# Given request
What follows is a block of records; reproduce all of it verbatim.

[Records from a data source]

□ □ □ □ □

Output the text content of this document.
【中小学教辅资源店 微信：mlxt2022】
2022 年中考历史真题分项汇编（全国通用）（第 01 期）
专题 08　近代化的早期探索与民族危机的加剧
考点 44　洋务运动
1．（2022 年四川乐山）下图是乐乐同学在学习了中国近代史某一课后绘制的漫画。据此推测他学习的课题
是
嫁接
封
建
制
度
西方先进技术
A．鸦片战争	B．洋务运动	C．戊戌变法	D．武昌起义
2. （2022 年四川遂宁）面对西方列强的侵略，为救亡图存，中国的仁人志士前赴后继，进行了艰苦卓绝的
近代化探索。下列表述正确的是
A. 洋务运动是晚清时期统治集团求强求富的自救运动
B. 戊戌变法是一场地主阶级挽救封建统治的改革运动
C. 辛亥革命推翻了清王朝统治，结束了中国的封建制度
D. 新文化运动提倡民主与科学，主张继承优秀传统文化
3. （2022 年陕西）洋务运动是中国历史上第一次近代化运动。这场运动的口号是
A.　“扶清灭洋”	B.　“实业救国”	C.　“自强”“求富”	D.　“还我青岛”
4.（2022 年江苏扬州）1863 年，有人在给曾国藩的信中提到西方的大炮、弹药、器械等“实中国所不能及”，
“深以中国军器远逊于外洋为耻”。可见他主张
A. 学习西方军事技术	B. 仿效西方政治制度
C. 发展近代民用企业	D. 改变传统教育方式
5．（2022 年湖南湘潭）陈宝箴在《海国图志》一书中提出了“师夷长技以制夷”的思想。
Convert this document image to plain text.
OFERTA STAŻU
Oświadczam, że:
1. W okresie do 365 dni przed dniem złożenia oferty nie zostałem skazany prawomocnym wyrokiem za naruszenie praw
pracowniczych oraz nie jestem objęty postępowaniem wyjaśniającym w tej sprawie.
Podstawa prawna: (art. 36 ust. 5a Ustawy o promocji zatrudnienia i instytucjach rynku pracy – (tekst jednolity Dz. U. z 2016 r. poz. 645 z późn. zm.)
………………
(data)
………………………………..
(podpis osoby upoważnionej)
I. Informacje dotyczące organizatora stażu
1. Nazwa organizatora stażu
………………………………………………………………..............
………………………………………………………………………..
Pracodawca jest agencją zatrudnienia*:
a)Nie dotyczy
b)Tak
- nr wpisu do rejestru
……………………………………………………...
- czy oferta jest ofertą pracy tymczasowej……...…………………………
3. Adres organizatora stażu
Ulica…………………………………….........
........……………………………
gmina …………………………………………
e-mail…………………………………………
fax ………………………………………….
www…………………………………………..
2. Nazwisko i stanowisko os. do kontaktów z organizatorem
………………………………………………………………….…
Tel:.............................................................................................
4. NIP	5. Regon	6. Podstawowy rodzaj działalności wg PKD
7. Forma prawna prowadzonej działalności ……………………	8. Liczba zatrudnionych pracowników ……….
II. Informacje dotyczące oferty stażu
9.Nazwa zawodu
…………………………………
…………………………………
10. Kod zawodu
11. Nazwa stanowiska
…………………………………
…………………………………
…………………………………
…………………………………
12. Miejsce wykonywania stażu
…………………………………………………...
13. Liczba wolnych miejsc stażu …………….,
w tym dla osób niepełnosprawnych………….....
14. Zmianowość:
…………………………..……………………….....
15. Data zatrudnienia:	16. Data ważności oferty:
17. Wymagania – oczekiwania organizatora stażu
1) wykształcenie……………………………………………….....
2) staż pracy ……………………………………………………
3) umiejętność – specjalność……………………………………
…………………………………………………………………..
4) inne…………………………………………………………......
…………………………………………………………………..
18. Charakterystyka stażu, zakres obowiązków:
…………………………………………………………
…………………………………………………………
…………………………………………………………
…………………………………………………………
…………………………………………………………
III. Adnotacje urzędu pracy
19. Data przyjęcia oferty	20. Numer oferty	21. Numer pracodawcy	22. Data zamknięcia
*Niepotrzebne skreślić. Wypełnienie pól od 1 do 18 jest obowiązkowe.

□ □ □ □ □

# Response below
Output the text content of this document.
【中小学教辅资源店 微信：mlxt2022】
2022 年中考历史真题分项汇编（全国通用）（第 01 期）
专题 08　近代化的早期探索与民族危机的加剧
考点 44　洋务运动
1．（2022 年四川乐山）下图是乐乐同学在学习了中国近代史某一课后绘制的漫画。据此推测他学习的课题
是
嫁接
封
建
制
度
西方先进技术
A．鸦片战争	B．洋务运动	C．戊戌变法	D．武昌起义
2. （2022 年四川遂宁）面对西方列强的侵略，为救亡图存，中国的仁人志士前赴后继，进行了艰苦卓绝的
近代化探索。下列表述正确的是
A. 洋务运动是晚清时期统治集团求强求富的自救运动
B. 戊戌变法是一场地主阶级挽救封建统治的改革运动
C. 辛亥革命推翻了清王朝统治，结束了中国的封建制度
D. 新文化运动提倡民主与科学，主张继承优秀传统文化
3. （2022 年陕西）洋务运动是中国历史上第一次近代化运动。这场运动的口号是
A.　“扶清灭洋”	B.　“实业救国”	C.　“自强”“求富”	D.　“还我青岛”
4.（2022 年江苏扬州）1863 年，有人在给曾国藩的信中提到西方的大炮、弹药、器械等“实中国所不能及”，
“深以中国军器远逊于外洋为耻”。可见他主张
A. 学习西方军事技术	B. 仿效西方政治制度
C. 发展近代民用企业	D. 改变传统教育方式
5．（2022 年湖南湘潭）陈宝箴在《海国图志》一书中提出了“师夷长技以制夷”的思想。
Convert this document image to plain text.
OFERTA STAŻU
Oświadczam, że:
1. W okresie do 365 dni przed dniem złożenia oferty nie zostałem skazany prawomocnym wyrokiem za naruszenie praw
pracowniczych oraz nie jestem objęty postępowaniem wyjaśniającym w tej sprawie.
Podstawa prawna: (art. 36 ust. 5a Ustawy o promocji zatrudnienia i instytucjach rynku pracy – (tekst jednolity Dz. U. z 2016 r. poz. 645 z późn. zm.)
………………
(data)
………………………………..
(podpis osoby upoważnionej)
I. Informacje dotyczące organizatora stażu
1. Nazwa organizatora stażu
………………………………………………………………..............
………………………………………………………………………..
Pracodawca jest agencją zatrudnienia*:
a)Nie dotyczy
b)Tak
- nr wpisu do rejestru
……………………………………………………...
- czy oferta jest ofertą pracy tymczasowej……...…………………………
3. Adres organizatora stażu
Ulica…………………………………….........
........……………………………
gmina …………………………………………
e-mail…………………………………………
fax ………………………………………….
www…………………………………………..
2. Nazwisko i stanowisko os. do kontaktów z organizatorem
………………………………………………………………….…
Tel:.............................................................................................
4. NIP	5. Regon	6. Podstawowy rodzaj działalności wg PKD
7. Forma prawna prowadzonej działalności ……………………	8. Liczba zatrudnionych pracowników ……….
II. Informacje dotyczące oferty stażu
9.Nazwa zawodu
…………………………………
…………………………………
10. Kod zawodu
11. Nazwa stanowiska
…………………………………
…………………………………
…………………………………
…………………………………
12. Miejsce wykonywania stażu
…………………………………………………...
13. Liczba wolnych miejsc stażu …………….,
w tym dla osób niepełnosprawnych………….....
14. Zmianowość:
…………………………..……………………….....
15. Data zatrudnienia:	16. Data ważności oferty:
17. Wymagania – oczekiwania organizatora stażu
1) wykształcenie……………………………………………….....
2) staż pracy ……………………………………………………
3) umiejętność – specjalność……………………………………
…………………………………………………………………..
4) inne…………………………………………………………......
…………………………………………………………………..
18. Charakterystyka stażu, zakres obowiązków:
…………………………………………………………
…………………………………………………………
…………………………………………………………
…………………………………………………………
…………………………………………………………
III. Adnotacje urzędu pracy
19. Data przyjęcia oferty	20. Numer oferty	21. Numer pracodawcy	22. Data zamknięcia
*Niepotrzebne skreślić. Wypełnienie pól od 1 do 18 jest obowiązkowe.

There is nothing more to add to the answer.